Job:
Reproduce every record exactly as it appears, but not the pictures.

Records shown:
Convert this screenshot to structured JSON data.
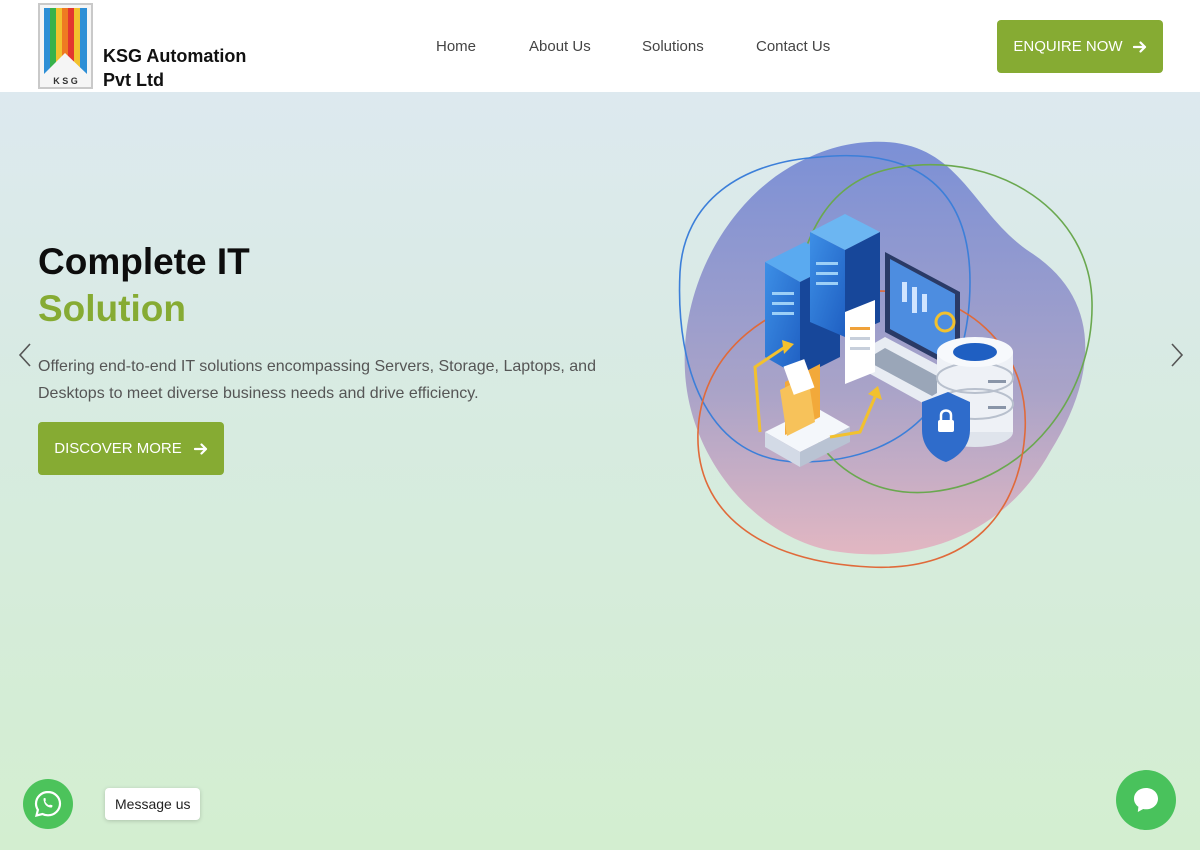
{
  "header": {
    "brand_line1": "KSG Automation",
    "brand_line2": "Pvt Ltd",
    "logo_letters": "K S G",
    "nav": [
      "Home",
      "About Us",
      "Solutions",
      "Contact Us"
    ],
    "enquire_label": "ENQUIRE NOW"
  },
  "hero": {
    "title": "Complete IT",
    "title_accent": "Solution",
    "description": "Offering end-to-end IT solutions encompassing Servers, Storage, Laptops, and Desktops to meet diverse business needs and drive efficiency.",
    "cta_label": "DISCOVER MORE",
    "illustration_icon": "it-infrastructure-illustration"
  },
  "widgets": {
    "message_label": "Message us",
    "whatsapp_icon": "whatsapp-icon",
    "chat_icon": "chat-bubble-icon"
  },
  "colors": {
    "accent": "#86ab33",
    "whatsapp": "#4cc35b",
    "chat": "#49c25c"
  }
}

Task solution:
Convert this screenshot to structured JSON data.
{
  "header": {
    "brand_line1": "KSG Automation",
    "brand_line2": "Pvt Ltd",
    "logo_letters": "K S G",
    "nav": [
      "Home",
      "About Us",
      "Solutions",
      "Contact Us"
    ],
    "enquire_label": "ENQUIRE NOW"
  },
  "hero": {
    "title": "Complete IT",
    "title_accent": "Solution",
    "description": "Offering end-to-end IT solutions encompassing Servers, Storage, Laptops, and Desktops to meet diverse business needs and drive efficiency.",
    "cta_label": "DISCOVER MORE",
    "illustration_icon": "it-infrastructure-illustration"
  },
  "widgets": {
    "message_label": "Message us",
    "whatsapp_icon": "whatsapp-icon",
    "chat_icon": "chat-bubble-icon"
  },
  "colors": {
    "accent": "#86ab33",
    "whatsapp": "#4cc35b",
    "chat": "#49c25c"
  }
}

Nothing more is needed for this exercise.